- _Brief_: Pull every line containing "turkumi" out of the material below.

- _Input for this task_:
>>>

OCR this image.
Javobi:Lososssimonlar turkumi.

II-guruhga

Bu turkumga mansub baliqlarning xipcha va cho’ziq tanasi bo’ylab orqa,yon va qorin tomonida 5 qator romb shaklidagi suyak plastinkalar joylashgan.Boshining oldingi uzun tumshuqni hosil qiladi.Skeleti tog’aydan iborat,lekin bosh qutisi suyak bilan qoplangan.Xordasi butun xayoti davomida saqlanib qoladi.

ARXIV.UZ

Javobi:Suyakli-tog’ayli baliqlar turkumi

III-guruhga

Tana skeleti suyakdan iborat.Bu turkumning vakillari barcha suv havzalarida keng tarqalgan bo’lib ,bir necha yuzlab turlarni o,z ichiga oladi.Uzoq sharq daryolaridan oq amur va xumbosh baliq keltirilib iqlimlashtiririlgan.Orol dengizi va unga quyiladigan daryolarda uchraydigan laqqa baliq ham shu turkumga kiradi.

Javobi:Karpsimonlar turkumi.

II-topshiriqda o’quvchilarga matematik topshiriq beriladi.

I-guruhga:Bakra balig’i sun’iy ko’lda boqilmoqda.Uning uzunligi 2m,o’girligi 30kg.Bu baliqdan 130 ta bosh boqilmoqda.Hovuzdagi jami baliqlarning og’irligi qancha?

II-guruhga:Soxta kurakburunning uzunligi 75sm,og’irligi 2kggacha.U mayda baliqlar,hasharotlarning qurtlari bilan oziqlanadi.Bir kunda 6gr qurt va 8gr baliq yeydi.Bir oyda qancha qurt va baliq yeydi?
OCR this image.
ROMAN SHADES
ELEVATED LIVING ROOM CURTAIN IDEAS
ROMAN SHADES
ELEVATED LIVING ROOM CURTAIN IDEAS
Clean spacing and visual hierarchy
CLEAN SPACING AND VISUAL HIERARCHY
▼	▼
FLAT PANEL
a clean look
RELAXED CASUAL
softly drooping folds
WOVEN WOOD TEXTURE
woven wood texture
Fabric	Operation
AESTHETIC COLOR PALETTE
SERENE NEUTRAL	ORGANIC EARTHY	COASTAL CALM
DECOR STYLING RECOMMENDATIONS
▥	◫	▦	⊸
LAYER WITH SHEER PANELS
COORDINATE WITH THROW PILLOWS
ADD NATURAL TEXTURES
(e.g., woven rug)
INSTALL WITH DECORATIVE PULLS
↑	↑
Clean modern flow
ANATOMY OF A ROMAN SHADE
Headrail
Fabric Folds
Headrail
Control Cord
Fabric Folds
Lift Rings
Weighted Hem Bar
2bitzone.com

<<<

- _The answer_:
Javobi:Lososssimonlar turkumi.
Javobi:Suyakli-tog’ayli baliqlar turkumi
Javobi:Karpsimonlar turkumi.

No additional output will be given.